> Written request: Return each entry exactly, omitting nothing.

-- BEGIN --

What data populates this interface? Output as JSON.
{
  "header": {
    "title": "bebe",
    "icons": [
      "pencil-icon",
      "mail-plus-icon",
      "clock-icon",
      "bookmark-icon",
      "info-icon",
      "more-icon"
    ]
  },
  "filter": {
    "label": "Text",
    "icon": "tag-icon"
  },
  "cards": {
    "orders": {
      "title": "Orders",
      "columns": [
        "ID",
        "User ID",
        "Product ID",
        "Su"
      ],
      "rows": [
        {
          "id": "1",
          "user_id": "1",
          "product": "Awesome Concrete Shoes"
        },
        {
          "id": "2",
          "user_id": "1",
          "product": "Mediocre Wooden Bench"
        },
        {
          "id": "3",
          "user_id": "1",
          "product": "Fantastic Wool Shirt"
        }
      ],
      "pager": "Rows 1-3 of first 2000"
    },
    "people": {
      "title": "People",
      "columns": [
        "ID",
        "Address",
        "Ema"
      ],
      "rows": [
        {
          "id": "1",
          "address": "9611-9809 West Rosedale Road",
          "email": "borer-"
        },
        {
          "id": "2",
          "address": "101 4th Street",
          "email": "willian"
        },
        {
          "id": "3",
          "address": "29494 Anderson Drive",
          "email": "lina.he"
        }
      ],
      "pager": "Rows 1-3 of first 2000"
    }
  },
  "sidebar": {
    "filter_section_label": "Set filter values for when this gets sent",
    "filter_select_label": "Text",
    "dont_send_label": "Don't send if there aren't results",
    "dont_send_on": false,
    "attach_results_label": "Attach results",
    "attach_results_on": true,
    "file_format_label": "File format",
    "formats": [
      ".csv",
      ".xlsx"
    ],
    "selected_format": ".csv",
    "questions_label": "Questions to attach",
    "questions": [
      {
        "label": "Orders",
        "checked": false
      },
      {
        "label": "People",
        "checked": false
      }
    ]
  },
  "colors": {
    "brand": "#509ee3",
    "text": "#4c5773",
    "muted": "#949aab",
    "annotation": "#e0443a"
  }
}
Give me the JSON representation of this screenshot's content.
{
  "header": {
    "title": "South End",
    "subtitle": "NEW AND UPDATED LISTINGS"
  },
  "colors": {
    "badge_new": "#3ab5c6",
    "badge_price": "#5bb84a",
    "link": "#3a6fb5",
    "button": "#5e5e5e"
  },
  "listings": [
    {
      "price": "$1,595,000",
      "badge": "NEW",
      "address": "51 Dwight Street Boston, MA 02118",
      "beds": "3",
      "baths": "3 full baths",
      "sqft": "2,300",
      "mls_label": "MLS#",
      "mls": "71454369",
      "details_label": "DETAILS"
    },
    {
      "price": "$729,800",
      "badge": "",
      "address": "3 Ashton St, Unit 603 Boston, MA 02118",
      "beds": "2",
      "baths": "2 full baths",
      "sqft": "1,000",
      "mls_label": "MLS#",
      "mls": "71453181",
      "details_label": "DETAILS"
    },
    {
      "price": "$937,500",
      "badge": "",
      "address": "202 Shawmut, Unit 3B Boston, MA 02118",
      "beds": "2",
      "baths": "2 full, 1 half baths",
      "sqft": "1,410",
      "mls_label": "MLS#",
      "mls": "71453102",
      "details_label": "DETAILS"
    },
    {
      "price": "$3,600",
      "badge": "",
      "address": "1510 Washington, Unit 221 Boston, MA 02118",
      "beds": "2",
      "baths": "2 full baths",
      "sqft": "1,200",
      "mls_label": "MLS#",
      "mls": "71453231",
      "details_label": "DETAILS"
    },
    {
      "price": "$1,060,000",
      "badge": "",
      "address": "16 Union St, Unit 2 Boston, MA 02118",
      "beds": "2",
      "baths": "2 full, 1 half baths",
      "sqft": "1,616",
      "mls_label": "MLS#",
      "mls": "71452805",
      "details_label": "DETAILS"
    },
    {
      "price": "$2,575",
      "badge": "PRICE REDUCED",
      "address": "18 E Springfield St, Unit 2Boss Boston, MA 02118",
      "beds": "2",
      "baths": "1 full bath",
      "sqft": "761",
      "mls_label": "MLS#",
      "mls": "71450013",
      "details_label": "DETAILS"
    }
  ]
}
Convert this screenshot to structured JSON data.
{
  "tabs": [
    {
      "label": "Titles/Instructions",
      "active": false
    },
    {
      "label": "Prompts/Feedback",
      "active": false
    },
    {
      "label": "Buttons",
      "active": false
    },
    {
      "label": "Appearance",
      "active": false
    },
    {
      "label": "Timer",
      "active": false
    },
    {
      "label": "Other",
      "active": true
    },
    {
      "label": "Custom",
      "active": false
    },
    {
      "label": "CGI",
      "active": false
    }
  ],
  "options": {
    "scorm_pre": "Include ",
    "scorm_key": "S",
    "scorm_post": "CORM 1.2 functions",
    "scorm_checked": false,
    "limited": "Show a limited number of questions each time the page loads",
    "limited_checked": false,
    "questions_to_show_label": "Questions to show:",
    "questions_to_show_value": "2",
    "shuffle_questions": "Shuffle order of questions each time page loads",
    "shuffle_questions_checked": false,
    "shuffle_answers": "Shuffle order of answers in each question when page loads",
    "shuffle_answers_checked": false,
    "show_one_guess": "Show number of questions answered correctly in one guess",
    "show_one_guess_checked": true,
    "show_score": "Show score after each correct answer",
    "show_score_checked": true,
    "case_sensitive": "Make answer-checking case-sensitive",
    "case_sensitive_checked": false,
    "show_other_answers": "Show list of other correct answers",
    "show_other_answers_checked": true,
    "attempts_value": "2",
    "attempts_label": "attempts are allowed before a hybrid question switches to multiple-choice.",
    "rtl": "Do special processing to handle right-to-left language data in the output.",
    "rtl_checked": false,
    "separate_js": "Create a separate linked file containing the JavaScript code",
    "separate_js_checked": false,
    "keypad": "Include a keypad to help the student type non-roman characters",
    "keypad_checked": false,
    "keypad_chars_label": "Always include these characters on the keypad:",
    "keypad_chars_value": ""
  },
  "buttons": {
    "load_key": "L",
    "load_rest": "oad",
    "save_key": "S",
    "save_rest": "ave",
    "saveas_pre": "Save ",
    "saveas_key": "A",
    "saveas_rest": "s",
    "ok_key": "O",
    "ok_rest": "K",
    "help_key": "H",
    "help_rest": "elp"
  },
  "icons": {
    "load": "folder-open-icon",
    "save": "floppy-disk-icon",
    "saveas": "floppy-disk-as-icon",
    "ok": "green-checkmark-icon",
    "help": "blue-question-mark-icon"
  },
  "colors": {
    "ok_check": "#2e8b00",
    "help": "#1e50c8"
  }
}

-- END --

> Completed exercise:
What data populates this interface? Output as JSON.
{
  "header": {
    "title": "bebe",
    "icons": [
      "pencil-icon",
      "mail-plus-icon",
      "clock-icon",
      "bookmark-icon",
      "info-icon",
      "more-icon"
    ]
  },
  "filter": {
    "label": "Text",
    "icon": "tag-icon"
  },
  "cards": {
    "orders": {
      "title": "Orders",
      "columns": [
        "ID",
        "User ID",
        "Product ID",
        "Su"
      ],
      "rows": [
        {
          "id": "1",
          "user_id": "1",
          "product": "Awesome Concrete Shoes"
        },
        {
          "id": "2",
          "user_id": "1",
          "product": "Mediocre Wooden Bench"
        },
        {
          "id": "3",
          "user_id": "1",
          "product": "Fantastic Wool Shirt"
        }
      ],
      "pager": "Rows 1-3 of first 2000"
    },
    "people": {
      "title": "People",
      "columns": [
        "ID",
        "Address",
        "Ema"
      ],
      "rows": [
        {
          "id": "1",
          "address": "9611-9809 West Rosedale Road",
          "email": "borer-"
        },
        {
          "id": "2",
          "address": "101 4th Street",
          "email": "willian"
        },
        {
          "id": "3",
          "address": "29494 Anderson Drive",
          "email": "lina.he"
        }
      ],
      "pager": "Rows 1-3 of first 2000"
    }
  },
  "sidebar": {
    "filter_section_label": "Set filter values for when this gets sent",
    "filter_select_label": "Text",
    "dont_send_label": "Don't send if there aren't results",
    "dont_send_on": false,
    "attach_results_label": "Attach results",
    "attach_results_on": true,
    "file_format_label": "File format",
    "formats": [
      ".csv",
      ".xlsx"
    ],
    "selected_format": ".csv",
    "questions_label": "Questions to attach",
    "questions": [
      {
        "label": "Orders",
        "checked": false
      },
      {
        "label": "People",
        "checked": false
      }
    ]
  },
  "colors": {
    "brand": "#509ee3",
    "text": "#4c5773",
    "muted": "#949aab",
    "annotation": "#e0443a"
  }
}
Give me the JSON representation of this screenshot's content.
{
  "header": {
    "title": "South End",
    "subtitle": "NEW AND UPDATED LISTINGS"
  },
  "colors": {
    "badge_new": "#3ab5c6",
    "badge_price": "#5bb84a",
    "link": "#3a6fb5",
    "button": "#5e5e5e"
  },
  "listings": [
    {
      "price": "$1,595,000",
      "badge": "NEW",
      "address": "51 Dwight Street Boston, MA 02118",
      "beds": "3",
      "baths": "3 full baths",
      "sqft": "2,300",
      "mls_label": "MLS#",
      "mls": "71454369",
      "details_label": "DETAILS"
    },
    {
      "price": "$729,800",
      "badge": "",
      "address": "3 Ashton St, Unit 603 Boston, MA 02118",
      "beds": "2",
      "baths": "2 full baths",
      "sqft": "1,000",
      "mls_label": "MLS#",
      "mls": "71453181",
      "details_label": "DETAILS"
    },
    {
      "price": "$937,500",
      "badge": "",
      "address": "202 Shawmut, Unit 3B Boston, MA 02118",
      "beds": "2",
      "baths": "2 full, 1 half baths",
      "sqft": "1,410",
      "mls_label": "MLS#",
      "mls": "71453102",
      "details_label": "DETAILS"
    },
    {
      "price": "$3,600",
      "badge": "",
      "address": "1510 Washington, Unit 221 Boston, MA 02118",
      "beds": "2",
      "baths": "2 full baths",
      "sqft": "1,200",
      "mls_label": "MLS#",
      "mls": "71453231",
      "details_label": "DETAILS"
    },
    {
      "price": "$1,060,000",
      "badge": "",
      "address": "16 Union St, Unit 2 Boston, MA 02118",
      "beds": "2",
      "baths": "2 full, 1 half baths",
      "sqft": "1,616",
      "mls_label": "MLS#",
      "mls": "71452805",
      "details_label": "DETAILS"
    },
    {
      "price": "$2,575",
      "badge": "PRICE REDUCED",
      "address": "18 E Springfield St, Unit 2Boss Boston, MA 02118",
      "beds": "2",
      "baths": "1 full bath",
      "sqft": "761",
      "mls_label": "MLS#",
      "mls": "71450013",
      "details_label": "DETAILS"
    }
  ]
}
Convert this screenshot to structured JSON data.
{
  "tabs": [
    {
      "label": "Titles/Instructions",
      "active": false
    },
    {
      "label": "Prompts/Feedback",
      "active": false
    },
    {
      "label": "Buttons",
      "active": false
    },
    {
      "label": "Appearance",
      "active": false
    },
    {
      "label": "Timer",
      "active": false
    },
    {
      "label": "Other",
      "active": true
    },
    {
      "label": "Custom",
      "active": false
    },
    {
      "label": "CGI",
      "active": false
    }
  ],
  "options": {
    "scorm_pre": "Include ",
    "scorm_key": "S",
    "scorm_post": "CORM 1.2 functions",
    "scorm_checked": false,
    "limited": "Show a limited number of questions each time the page loads",
    "limited_checked": false,
    "questions_to_show_label": "Questions to show:",
    "questions_to_show_value": "2",
    "shuffle_questions": "Shuffle order of questions each time page loads",
    "shuffle_questions_checked": false,
    "shuffle_answers": "Shuffle order of answers in each question when page loads",
    "shuffle_answers_checked": false,
    "show_one_guess": "Show number of questions answered correctly in one guess",
    "show_one_guess_checked": true,
    "show_score": "Show score after each correct answer",
    "show_score_checked": true,
    "case_sensitive": "Make answer-checking case-sensitive",
    "case_sensitive_checked": false,
    "show_other_answers": "Show list of other correct answers",
    "show_other_answers_checked": true,
    "attempts_value": "2",
    "attempts_label": "attempts are allowed before a hybrid question switches to multiple-choice.",
    "rtl": "Do special processing to handle right-to-left language data in the output.",
    "rtl_checked": false,
    "separate_js": "Create a separate linked file containing the JavaScript code",
    "separate_js_checked": false,
    "keypad": "Include a keypad to help the student type non-roman characters",
    "keypad_checked": false,
    "keypad_chars_label": "Always include these characters on the keypad:",
    "keypad_chars_value": ""
  },
  "buttons": {
    "load_key": "L",
    "load_rest": "oad",
    "save_key": "S",
    "save_rest": "ave",
    "saveas_pre": "Save ",
    "saveas_key": "A",
    "saveas_rest": "s",
    "ok_key": "O",
    "ok_rest": "K",
    "help_key": "H",
    "help_rest": "elp"
  },
  "icons": {
    "load": "folder-open-icon",
    "save": "floppy-disk-icon",
    "saveas": "floppy-disk-as-icon",
    "ok": "green-checkmark-icon",
    "help": "blue-question-mark-icon"
  },
  "colors": {
    "ok_check": "#2e8b00",
    "help": "#1e50c8"
  }
}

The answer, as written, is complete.